_FRAGMENT TEKSTU_:
::::::

Praca zgłoszona na konkurs
„Najlepszy Dyplom Wnętrza”
Zmysł to projekt przedszkola, którego głównym założeniem było stworzenie przestrzeni stymulującej i rozwijającej sensorycznie. Swoją analizę rozpoczęłam od badania tematu problemów emocjonalnych wśród dzieci i czynników, które wpływają na pogorszenie ich stanu psychicznego. Wyszczególniając najważniejsze kwestie, zaczęłam szukać narzędzi projektowych, które są w stanie realnie wpłynąć na samopoczucie najmłodszych, pomogą stworzyć przestrzeń korygującą wszelkie deficyty — przestrzeń różnorodną sensorycznie.
poczekalnia
© Aleksandra Matusiak-Kaseja
Istotne było, aby zastosowane rozwiązania do nauki i zabawy, mogły stanowić jednocześnie narzędzia terapeutyczne dla specjalistów i opiekunów. Pozwoliłyby one na kształcenie zmysłów dzieci oraz umożliwiły pracę nad trudnymi emocjami. Główną inspiracją stała się natura, której syntezę wprowadzono do projektu. Zachowano przy tym jej kluczowe elementy — organiczne kształty, stonowane kolory, naturalne oświetlenie, żywą roślinność, różnorodne faktury i materiały.

::::::

_DANE_:
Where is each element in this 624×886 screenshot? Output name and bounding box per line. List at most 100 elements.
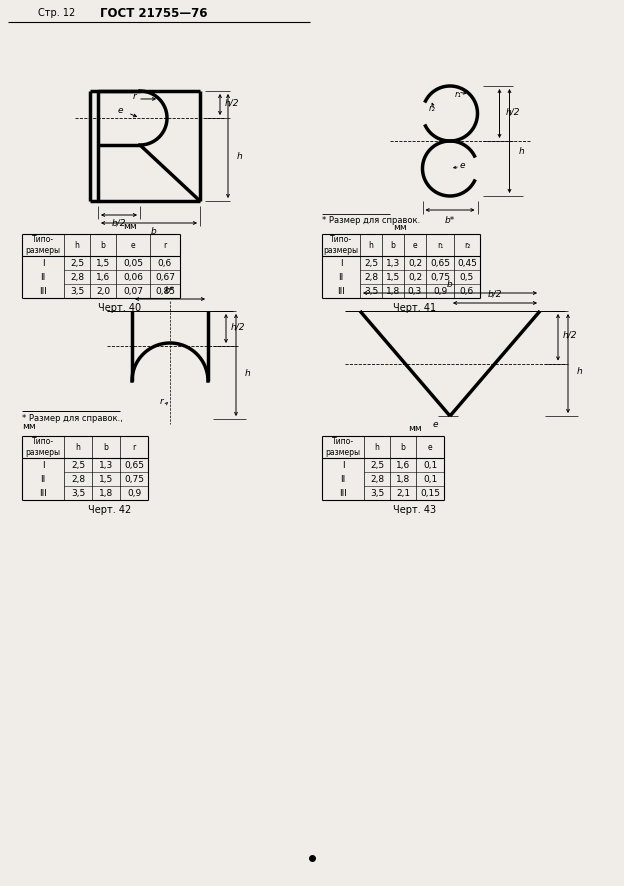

::::::

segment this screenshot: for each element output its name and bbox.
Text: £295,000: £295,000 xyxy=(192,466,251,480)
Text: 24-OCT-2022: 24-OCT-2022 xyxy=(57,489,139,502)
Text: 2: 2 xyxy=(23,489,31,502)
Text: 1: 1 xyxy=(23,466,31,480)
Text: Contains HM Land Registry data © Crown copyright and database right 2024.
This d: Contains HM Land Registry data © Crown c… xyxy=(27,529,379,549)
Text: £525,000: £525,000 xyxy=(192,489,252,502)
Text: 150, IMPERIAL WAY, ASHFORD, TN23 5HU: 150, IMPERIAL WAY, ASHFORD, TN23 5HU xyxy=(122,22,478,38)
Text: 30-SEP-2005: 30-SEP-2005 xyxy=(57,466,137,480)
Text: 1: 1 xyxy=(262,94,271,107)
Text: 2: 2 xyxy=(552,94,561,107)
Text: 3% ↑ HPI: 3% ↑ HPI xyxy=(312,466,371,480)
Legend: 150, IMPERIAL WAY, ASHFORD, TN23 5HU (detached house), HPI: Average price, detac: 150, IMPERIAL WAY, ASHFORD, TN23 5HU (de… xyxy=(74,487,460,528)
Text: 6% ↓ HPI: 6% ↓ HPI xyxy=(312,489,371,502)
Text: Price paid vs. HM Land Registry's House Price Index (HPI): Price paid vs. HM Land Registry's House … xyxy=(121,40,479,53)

::::::

_ZADANIA DO WYKONANIA_:
(a) Odpowiedz krótko na pytania do opisu projektu przedszkola Zmysł:
(i) Od badania jakiego tematu zaczęła się analiza?
(ii) Co było główną inspiracją projektu?
(iii) Jakie kluczowe elementy natury zachowano w projekcie?
(b) Streść opis projektu przedszkola Zmysł w dwóch zdaniach.

_ROZWIĄZANIA_:
(a)
(i) Od badania problemów emocjonalnych wśród dzieci i czynników, które pogarszają ich stan psychiczny.
(ii) Natura.
(iii) Organiczne kształty, stonowane kolory, naturalne oświetlenie, żywą roślinność oraz różnorodne faktury i materiały.

(b) Zmysł to projekt przedszkola, które ma rozwijać dzieci sensorycznie i poprawiać ich samopoczucie, a jego punktem wyjścia było zbadanie problemów emocjonalnych najmłodszych. Rozwiązania do nauki i zabawy mają służyć też specjalistom i opiekunom jako narzędzia terapeutyczne, a główną inspiracją projektu jest natura z jej organicznymi kształtami, stonowanymi kolorami i żywą roślinnością.